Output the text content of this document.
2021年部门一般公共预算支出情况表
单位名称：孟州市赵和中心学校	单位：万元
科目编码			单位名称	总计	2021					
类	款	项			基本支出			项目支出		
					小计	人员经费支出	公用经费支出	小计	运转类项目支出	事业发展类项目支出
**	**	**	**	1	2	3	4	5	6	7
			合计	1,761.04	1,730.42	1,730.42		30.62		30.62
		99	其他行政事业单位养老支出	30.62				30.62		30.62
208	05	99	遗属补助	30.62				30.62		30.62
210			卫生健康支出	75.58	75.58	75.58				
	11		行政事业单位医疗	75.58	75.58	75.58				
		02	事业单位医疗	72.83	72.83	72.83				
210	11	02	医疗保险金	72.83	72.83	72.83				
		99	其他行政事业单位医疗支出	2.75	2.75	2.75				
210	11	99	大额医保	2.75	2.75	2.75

-----

_Exercise details_. Word for word, quote all of the data above.

_Result of this task_.
Output the text content of this document.
2021年部门一般公共预算支出情况表
单位名称：孟州市赵和中心学校	单位：万元
科目编码			单位名称	总计	2021					
类	款	项			基本支出			项目支出		
					小计	人员经费支出	公用经费支出	小计	运转类项目支出	事业发展类项目支出
**	**	**	**	1	2	3	4	5	6	7
			合计	1,761.04	1,730.42	1,730.42		30.62		30.62
		99	其他行政事业单位养老支出	30.62				30.62		30.62
208	05	99	遗属补助	30.62				30.62		30.62
210			卫生健康支出	75.58	75.58	75.58				
	11		行政事业单位医疗	75.58	75.58	75.58				
		02	事业单位医疗	72.83	72.83	72.83				
210	11	02	医疗保险金	72.83	72.83	72.83				
		99	其他行政事业单位医疗支出	2.75	2.75	2.75				
210	11	99	大额医保	2.75	2.75	2.75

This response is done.